--- Exercise goal ---
Copy out, from the entries below, each line holding the string "sách".

** start Materials provided **

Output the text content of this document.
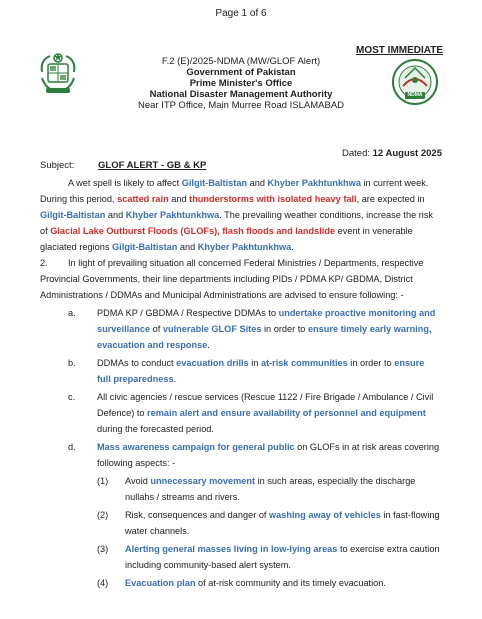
Page 1 of 6
F.2 (E)/2025-NDMA (MW/GLOF Alert)
Government of Pakistan
Prime Minister's Office
National Disaster Management Authority
Near ITP Office, Main Murree Road ISLAMABAD
MOST IMMEDIATE
NDMA
Dated: 12 August 2025
Subject: GLOF ALERT - GB & KP
A wet spell is likely to affect Gilgit-Baltistan and Khyber Pakhtunkhwa in current week.
During this period, scatted rain and thunderstorms with isolated heavy fall, are expected in
Gilgit-Baltistan and Khyber Pakhtunkhwa. The prevailing weather conditions, increase the risk
of Glacial Lake Outburst Floods (GLOFs), flash floods and landslide event in venerable
glaciated regions Gilgit-Baltistan and Khyber Pakhtunkhwa.
2. In light of prevailing situation all concerned Federal Ministries / Departments, respective
Provincial Governments, their line departments including PIDs / PDMA KP/ GBDMA, District
Administrations / DDMAs and Municipal Administrations are advised to ensure following: -
a. PDMA KP / GBDMA / Respective DDMAs to undertake proactive monitoring and
surveillance of vulnerable GLOF Sites in order to ensure timely early warning,
evacuation and response.
b. DDMAs to conduct evacuation drills in at-risk communities in order to ensure
full preparedness.
c. All civic agencies / rescue services (Rescue 1122 / Fire Brigade / Ambulance / Civil
Defence) to remain alert and ensure availability of personnel and equipment
during the forecasted period.
d. Mass awareness campaign for general public on GLOFs in at risk areas covering
following aspects: -
(1) Avoid unnecessary movement in such areas, especially the discharge
nullahs / streams and rivers.
(2) Risk, consequences and danger of washing away of vehicles in fast-flowing
water channels.
(3) Alerting general masses living in low-lying areas to exercise extra caution
including community-based alert system.
(4) Evacuation plan of at-risk community and its timely evacuation.
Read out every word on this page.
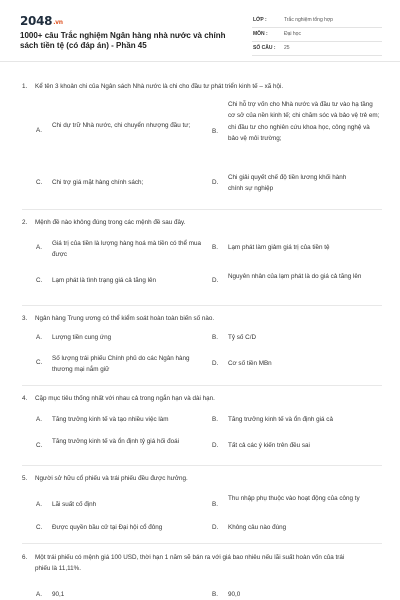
2048.vn
1000+ câu Trắc nghiệm Ngân hàng nhà nước và chính sách tiền tệ (có đáp án) - Phần 45
LỚP :	Trắc nghiệm tổng hợp
MÔN :	Đại học
SỐ CÂU : 25
1. Kể tên 3 khoản chi của Ngân sách Nhà nước là chi cho đầu tư phát triển kinh tế – xã hội.
A.
Chi dự trữ Nhà nước, chi chuyển nhượng đầu tư;
B.
Chi hỗ trợ vốn cho Nhà nước và đầu tư vào hạ tầng cơ sở của nền kinh tế; chi chăm sóc và bảo vệ trẻ em; chi đầu tư cho nghiên cứu khoa học, công nghệ và bảo vệ môi trường;
C. Chi trợ giá mặt hàng chính sách;	D.
Chi giải quyết chế độ tiền lương khối hành chính sự nghiệp
2. Mệnh đề nào không đúng trong các mệnh đề sau đây.
A.
Giá trị của tiền là lượng hàng hoá mà tiền có thể mua được
B. Lạm phát làm giảm giá trị của tiền tệ
C. Lạm phát là tình trạng giá cả tăng lên	D.
Nguyên nhân của lạm phát là do giá cả tăng lên
3. Ngân hàng Trung ương có thể kiểm soát hoàn toàn biến số nào.
A. Lượng tiền cung ứng	B. Tỷ số C/D
C.
Số lượng trái phiếu Chính phủ do các Ngân hàng thương mại nắm giữ
D. Cơ số tiền MBn
4. Cặp mục tiêu thống nhất với nhau cả trong ngắn hạn và dài hạn.
A. Tăng trưởng kinh tế và tạo nhiều việc làm	B. Tăng trưởng kinh tế và ổn định giá cả
C.
Tăng trưởng kinh tế và ổn định tỷ giá hối đoái
D. Tất cả các ý kiến trên đều sai
5. Người sở hữu cổ phiếu và trái phiếu đều được hưởng.
A. Lãi suất cố định	B.
Thu nhập phụ thuộc vào hoạt động của công ty
C. Được quyền bầu cử tại Đại hội cổ đông	D. Không câu nào đúng
6. Một trái phiếu có mệnh giá 100 USD, thời hạn 1 năm sẽ bán ra với giá bao nhiêu nếu lãi suất hoàn vốn của trái phiếu là 11,11%.
A. 90,1	B. 90,0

** end Materials provided **

--- Problem solution ---
1000+ câu Trắc nghiệm Ngân hàng nhà nước và chính sách tiền tệ (có đáp án) - Phần 45
1. Kể tên 3 khoản chi của Ngân sách Nhà nước là chi cho đầu tư phát triển kinh tế – xã hội.
C. Chi trợ giá mặt hàng chính sách;	D.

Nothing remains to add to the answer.